(Stated exercise): Using the data below, copy every line that contains the word "your".

Extracted records
* start *
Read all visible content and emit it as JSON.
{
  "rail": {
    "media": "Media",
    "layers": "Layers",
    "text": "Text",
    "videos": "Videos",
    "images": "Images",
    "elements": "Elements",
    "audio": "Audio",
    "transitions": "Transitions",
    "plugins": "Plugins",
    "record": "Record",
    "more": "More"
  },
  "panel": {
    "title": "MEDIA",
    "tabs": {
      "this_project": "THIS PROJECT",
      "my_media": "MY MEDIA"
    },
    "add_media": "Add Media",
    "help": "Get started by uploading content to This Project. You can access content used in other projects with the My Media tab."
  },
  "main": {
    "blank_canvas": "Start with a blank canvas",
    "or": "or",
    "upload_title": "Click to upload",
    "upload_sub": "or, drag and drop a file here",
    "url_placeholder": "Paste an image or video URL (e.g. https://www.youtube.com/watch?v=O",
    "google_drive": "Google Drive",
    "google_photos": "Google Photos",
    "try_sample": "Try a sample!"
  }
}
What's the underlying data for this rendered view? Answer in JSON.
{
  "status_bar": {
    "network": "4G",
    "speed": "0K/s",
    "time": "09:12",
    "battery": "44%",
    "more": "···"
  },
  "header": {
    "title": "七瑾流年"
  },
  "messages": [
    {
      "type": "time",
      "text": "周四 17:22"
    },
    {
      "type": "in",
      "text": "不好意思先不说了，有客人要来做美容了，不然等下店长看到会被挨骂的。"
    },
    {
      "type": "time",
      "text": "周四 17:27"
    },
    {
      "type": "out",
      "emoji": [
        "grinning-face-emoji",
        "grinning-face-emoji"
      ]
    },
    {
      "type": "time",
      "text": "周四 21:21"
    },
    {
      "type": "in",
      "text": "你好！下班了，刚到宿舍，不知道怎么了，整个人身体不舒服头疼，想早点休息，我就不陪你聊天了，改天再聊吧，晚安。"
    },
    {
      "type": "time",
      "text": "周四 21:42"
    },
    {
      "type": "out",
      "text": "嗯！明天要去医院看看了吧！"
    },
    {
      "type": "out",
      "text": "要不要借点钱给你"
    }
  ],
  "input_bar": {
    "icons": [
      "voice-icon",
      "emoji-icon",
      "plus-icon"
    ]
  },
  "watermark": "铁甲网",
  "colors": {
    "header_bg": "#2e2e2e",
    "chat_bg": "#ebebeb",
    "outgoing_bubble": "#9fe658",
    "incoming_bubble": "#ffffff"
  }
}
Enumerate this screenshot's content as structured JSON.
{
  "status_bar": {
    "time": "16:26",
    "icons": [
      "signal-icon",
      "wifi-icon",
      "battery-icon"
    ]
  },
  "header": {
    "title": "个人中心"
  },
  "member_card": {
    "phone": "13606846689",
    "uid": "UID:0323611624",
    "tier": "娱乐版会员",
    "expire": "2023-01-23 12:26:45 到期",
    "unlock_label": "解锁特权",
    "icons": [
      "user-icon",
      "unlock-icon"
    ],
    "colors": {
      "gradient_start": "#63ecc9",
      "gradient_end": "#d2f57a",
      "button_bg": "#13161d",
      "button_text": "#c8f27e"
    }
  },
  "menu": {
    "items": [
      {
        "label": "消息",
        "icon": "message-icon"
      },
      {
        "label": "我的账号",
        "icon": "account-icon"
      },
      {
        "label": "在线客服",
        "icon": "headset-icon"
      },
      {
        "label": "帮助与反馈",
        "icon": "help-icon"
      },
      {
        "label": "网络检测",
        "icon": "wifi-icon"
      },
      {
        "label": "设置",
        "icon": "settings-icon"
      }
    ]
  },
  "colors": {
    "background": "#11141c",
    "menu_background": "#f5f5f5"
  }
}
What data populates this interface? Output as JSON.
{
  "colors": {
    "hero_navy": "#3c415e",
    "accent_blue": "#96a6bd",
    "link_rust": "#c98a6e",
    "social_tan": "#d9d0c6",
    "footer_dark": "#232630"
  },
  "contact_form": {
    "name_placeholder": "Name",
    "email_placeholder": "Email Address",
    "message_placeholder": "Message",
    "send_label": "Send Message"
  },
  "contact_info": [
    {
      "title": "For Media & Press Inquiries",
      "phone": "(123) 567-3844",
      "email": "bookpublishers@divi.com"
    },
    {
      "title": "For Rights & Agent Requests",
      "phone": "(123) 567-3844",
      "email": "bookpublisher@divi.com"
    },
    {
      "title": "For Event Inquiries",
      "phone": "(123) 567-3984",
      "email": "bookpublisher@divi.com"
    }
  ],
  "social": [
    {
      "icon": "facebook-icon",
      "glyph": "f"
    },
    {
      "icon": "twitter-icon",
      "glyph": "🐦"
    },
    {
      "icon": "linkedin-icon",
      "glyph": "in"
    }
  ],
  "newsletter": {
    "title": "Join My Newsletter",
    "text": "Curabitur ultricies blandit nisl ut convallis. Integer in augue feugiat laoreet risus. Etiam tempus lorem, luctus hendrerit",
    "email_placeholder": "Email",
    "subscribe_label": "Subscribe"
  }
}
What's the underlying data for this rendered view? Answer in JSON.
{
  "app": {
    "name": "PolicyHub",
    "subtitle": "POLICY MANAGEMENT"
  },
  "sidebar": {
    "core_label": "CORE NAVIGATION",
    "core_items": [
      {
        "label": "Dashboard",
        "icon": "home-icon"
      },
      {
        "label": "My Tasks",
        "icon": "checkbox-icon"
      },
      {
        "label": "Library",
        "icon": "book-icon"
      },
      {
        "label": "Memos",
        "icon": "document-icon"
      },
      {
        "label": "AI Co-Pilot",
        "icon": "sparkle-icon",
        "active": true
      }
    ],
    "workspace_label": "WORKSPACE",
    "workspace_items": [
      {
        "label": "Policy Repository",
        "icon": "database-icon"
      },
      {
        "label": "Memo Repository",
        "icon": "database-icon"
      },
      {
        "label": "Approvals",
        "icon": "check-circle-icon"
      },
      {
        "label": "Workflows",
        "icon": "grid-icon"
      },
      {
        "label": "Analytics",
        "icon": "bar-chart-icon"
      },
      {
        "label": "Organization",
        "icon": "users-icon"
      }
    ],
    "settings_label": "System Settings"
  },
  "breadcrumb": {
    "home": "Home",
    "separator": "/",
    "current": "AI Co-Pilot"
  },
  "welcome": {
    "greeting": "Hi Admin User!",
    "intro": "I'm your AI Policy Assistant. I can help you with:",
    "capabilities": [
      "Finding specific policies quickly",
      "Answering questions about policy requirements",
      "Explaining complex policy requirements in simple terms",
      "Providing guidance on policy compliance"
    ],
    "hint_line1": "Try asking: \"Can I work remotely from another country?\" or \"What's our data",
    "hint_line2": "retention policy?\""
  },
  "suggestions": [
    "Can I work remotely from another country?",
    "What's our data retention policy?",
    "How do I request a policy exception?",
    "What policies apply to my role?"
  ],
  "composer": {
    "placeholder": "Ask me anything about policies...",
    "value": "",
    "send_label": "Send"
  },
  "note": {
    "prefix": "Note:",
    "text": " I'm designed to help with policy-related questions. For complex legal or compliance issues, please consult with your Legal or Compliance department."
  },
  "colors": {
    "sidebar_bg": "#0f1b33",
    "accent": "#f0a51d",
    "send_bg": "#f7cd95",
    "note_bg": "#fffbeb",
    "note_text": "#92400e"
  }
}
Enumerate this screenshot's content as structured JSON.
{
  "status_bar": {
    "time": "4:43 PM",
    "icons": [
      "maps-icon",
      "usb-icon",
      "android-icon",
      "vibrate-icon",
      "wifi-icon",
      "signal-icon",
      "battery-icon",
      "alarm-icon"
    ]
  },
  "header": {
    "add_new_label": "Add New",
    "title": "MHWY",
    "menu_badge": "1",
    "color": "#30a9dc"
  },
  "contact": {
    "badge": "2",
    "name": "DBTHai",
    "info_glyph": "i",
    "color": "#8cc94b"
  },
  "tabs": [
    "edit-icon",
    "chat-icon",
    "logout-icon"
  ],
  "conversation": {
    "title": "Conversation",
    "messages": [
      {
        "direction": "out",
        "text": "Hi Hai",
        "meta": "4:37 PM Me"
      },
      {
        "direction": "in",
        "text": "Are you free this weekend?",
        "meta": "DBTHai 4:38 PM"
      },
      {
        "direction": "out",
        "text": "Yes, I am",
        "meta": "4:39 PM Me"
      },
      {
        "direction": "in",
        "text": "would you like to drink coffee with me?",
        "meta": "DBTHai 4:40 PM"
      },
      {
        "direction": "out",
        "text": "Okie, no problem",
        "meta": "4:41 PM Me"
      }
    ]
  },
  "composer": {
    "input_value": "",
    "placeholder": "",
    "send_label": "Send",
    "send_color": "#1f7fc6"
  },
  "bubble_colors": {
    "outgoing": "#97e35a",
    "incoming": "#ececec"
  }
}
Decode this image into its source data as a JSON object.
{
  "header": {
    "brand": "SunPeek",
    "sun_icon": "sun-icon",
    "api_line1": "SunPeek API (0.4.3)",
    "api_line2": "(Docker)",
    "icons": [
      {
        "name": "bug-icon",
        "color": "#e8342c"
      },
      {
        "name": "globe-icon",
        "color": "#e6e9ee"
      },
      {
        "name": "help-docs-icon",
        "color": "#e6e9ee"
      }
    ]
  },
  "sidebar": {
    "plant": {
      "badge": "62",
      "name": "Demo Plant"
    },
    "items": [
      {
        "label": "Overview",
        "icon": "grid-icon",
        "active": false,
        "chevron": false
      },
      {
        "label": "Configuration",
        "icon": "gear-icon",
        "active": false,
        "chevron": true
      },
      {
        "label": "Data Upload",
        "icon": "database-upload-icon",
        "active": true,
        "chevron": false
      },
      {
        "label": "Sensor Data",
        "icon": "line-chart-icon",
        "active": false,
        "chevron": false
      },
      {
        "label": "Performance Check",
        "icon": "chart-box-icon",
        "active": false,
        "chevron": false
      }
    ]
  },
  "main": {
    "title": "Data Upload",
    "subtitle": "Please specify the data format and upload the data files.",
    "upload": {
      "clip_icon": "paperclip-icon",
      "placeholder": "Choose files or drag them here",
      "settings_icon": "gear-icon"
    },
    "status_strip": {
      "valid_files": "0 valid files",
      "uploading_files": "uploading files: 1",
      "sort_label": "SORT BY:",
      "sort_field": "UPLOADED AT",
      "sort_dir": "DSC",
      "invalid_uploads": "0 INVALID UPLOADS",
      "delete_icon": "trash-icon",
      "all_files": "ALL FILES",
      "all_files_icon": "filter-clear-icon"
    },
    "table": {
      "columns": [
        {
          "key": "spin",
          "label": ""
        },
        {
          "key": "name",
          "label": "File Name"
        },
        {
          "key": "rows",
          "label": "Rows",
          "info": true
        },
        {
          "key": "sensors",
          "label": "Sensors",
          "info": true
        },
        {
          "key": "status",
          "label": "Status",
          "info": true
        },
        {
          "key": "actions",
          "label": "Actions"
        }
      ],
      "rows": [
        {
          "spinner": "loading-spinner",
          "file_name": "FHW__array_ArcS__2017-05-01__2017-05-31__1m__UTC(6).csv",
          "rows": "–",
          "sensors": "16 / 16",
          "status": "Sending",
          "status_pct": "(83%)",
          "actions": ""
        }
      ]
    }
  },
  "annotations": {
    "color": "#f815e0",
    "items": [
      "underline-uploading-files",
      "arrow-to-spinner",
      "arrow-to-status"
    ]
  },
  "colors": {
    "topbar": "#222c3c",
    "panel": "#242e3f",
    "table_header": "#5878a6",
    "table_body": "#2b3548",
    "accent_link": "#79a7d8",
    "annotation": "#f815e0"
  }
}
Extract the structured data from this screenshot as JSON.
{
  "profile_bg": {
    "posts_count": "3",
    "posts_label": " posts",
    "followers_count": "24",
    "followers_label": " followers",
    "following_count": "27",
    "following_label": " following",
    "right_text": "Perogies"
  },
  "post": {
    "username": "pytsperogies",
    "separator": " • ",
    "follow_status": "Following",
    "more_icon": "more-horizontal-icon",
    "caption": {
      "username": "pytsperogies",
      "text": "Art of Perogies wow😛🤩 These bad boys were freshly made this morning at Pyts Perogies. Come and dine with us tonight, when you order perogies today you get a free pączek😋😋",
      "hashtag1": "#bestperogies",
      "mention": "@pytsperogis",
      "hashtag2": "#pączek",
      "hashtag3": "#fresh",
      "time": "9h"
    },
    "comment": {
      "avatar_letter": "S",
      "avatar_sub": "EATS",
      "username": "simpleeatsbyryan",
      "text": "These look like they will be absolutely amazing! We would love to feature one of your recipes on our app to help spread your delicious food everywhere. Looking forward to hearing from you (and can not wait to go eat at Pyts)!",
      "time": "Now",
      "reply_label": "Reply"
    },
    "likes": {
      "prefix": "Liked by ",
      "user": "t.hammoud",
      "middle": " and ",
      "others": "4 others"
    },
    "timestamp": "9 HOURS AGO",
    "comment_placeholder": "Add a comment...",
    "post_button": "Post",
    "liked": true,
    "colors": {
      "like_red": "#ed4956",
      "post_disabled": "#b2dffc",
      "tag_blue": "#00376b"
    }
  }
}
* end *
(Result below):
    "intro": "I'm your AI Policy Assistant. I can help you with:",
    "text": " I'm designed to help with policy-related questions. For complex legal or compliance issues, please consult with your Legal or Compliance department."
      "text": "These look like they will be absolutely amazing! We would love to feature one of your recipes on our app to help spread your delicious food everywhere. Looking forward to hearing from you (and can not wait to go eat at Pyts)!",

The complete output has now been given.